[Dataset items]
----------------
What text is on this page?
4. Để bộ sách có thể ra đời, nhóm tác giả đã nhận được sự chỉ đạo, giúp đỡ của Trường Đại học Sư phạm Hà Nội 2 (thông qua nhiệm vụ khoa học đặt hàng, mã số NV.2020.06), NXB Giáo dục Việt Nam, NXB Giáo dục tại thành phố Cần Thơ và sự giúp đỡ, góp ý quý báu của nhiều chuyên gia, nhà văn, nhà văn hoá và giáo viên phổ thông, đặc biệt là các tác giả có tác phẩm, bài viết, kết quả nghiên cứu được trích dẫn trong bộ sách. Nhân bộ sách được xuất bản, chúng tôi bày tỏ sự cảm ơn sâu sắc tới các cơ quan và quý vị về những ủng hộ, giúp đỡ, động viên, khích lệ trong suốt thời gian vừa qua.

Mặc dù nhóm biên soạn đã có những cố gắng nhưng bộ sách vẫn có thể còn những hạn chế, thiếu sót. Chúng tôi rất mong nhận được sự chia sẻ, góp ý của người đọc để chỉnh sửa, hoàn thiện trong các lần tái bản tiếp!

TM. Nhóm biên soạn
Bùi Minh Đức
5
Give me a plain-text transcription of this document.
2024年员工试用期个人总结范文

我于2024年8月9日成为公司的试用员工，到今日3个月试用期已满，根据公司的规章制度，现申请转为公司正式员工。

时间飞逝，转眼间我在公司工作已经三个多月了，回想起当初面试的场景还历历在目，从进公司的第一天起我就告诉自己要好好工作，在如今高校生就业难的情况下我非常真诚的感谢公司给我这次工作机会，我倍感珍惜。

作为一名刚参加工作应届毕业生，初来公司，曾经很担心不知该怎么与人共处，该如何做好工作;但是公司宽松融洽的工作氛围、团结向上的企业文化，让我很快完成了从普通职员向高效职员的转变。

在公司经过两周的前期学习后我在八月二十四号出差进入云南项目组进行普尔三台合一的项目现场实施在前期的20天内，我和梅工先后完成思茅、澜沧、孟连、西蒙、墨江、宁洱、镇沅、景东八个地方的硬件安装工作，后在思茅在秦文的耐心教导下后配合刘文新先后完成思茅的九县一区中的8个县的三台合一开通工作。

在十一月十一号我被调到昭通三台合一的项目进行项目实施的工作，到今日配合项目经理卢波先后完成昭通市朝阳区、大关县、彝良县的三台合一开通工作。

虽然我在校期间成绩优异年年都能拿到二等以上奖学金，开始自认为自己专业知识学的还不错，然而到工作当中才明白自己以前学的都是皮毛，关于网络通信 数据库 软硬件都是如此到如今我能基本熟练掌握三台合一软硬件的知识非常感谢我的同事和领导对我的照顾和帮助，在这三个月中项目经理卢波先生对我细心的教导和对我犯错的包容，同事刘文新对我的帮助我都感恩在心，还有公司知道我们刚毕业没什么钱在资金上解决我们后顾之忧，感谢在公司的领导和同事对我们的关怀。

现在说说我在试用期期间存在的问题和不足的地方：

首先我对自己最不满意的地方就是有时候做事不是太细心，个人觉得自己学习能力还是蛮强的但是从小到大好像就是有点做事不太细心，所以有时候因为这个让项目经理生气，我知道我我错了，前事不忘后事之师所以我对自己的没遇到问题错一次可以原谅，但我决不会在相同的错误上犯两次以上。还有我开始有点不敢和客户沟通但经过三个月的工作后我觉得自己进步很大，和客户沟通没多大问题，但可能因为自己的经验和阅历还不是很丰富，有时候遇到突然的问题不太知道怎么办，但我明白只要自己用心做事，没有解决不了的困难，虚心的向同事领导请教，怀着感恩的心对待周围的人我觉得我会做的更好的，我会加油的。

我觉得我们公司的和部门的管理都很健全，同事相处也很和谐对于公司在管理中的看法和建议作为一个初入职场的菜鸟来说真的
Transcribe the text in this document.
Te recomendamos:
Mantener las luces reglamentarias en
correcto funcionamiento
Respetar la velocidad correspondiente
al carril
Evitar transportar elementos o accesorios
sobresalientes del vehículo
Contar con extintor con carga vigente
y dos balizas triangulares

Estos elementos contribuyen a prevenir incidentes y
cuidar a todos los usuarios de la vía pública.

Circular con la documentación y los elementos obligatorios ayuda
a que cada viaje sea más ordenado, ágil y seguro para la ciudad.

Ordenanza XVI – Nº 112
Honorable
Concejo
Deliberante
----------------
Retype the records above exactly.

ANSWER FOR THIS EXERCISE:
What text is on this page?
4. Để bộ sách có thể ra đời, nhóm tác giả đã nhận được sự chỉ đạo, giúp đỡ của Trường Đại học Sư phạm Hà Nội 2 (thông qua nhiệm vụ khoa học đặt hàng, mã số NV.2020.06), NXB Giáo dục Việt Nam, NXB Giáo dục tại thành phố Cần Thơ và sự giúp đỡ, góp ý quý báu của nhiều chuyên gia, nhà văn, nhà văn hoá và giáo viên phổ thông, đặc biệt là các tác giả có tác phẩm, bài viết, kết quả nghiên cứu được trích dẫn trong bộ sách. Nhân bộ sách được xuất bản, chúng tôi bày tỏ sự cảm ơn sâu sắc tới các cơ quan và quý vị về những ủng hộ, giúp đỡ, động viên, khích lệ trong suốt thời gian vừa qua.

Mặc dù nhóm biên soạn đã có những cố gắng nhưng bộ sách vẫn có thể còn những hạn chế, thiếu sót. Chúng tôi rất mong nhận được sự chia sẻ, góp ý của người đọc để chỉnh sửa, hoàn thiện trong các lần tái bản tiếp!

TM. Nhóm biên soạn
Bùi Minh Đức
5
Give me a plain-text transcription of this document.
2024年员工试用期个人总结范文

我于2024年8月9日成为公司的试用员工，到今日3个月试用期已满，根据公司的规章制度，现申请转为公司正式员工。

时间飞逝，转眼间我在公司工作已经三个多月了，回想起当初面试的场景还历历在目，从进公司的第一天起我就告诉自己要好好工作，在如今高校生就业难的情况下我非常真诚的感谢公司给我这次工作机会，我倍感珍惜。

作为一名刚参加工作应届毕业生，初来公司，曾经很担心不知该怎么与人共处，该如何做好工作;但是公司宽松融洽的工作氛围、团结向上的企业文化，让我很快完成了从普通职员向高效职员的转变。

在公司经过两周的前期学习后我在八月二十四号出差进入云南项目组进行普尔三台合一的项目现场实施在前期的20天内，我和梅工先后完成思茅、澜沧、孟连、西蒙、墨江、宁洱、镇沅、景东八个地方的硬件安装工作，后在思茅在秦文的耐心教导下后配合刘文新先后完成思茅的九县一区中的8个县的三台合一开通工作。

在十一月十一号我被调到昭通三台合一的项目进行项目实施的工作，到今日配合项目经理卢波先后完成昭通市朝阳区、大关县、彝良县的三台合一开通工作。

虽然我在校期间成绩优异年年都能拿到二等以上奖学金，开始自认为自己专业知识学的还不错，然而到工作当中才明白自己以前学的都是皮毛，关于网络通信 数据库 软硬件都是如此到如今我能基本熟练掌握三台合一软硬件的知识非常感谢我的同事和领导对我的照顾和帮助，在这三个月中项目经理卢波先生对我细心的教导和对我犯错的包容，同事刘文新对我的帮助我都感恩在心，还有公司知道我们刚毕业没什么钱在资金上解决我们后顾之忧，感谢在公司的领导和同事对我们的关怀。

现在说说我在试用期期间存在的问题和不足的地方：

首先我对自己最不满意的地方就是有时候做事不是太细心，个人觉得自己学习能力还是蛮强的但是从小到大好像就是有点做事不太细心，所以有时候因为这个让项目经理生气，我知道我我错了，前事不忘后事之师所以我对自己的没遇到问题错一次可以原谅，但我决不会在相同的错误上犯两次以上。还有我开始有点不敢和客户沟通但经过三个月的工作后我觉得自己进步很大，和客户沟通没多大问题，但可能因为自己的经验和阅历还不是很丰富，有时候遇到突然的问题不太知道怎么办，但我明白只要自己用心做事，没有解决不了的困难，虚心的向同事领导请教，怀着感恩的心对待周围的人我觉得我会做的更好的，我会加油的。

我觉得我们公司的和部门的管理都很健全，同事相处也很和谐对于公司在管理中的看法和建议作为一个初入职场的菜鸟来说真的
Transcribe the text in this document.
Te recomendamos:
Mantener las luces reglamentarias en
correcto funcionamiento
Respetar la velocidad correspondiente
al carril
Evitar transportar elementos o accesorios
sobresalientes del vehículo
Contar con extintor con carga vigente
y dos balizas triangulares

Estos elementos contribuyen a prevenir incidentes y
cuidar a todos los usuarios de la vía pública.

Circular con la documentación y los elementos obligatorios ayuda
a que cada viaje sea más ordenado, ágil y seguro para la ciudad.

Ordenanza XVI – Nº 112
Honorable
Concejo
Deliberante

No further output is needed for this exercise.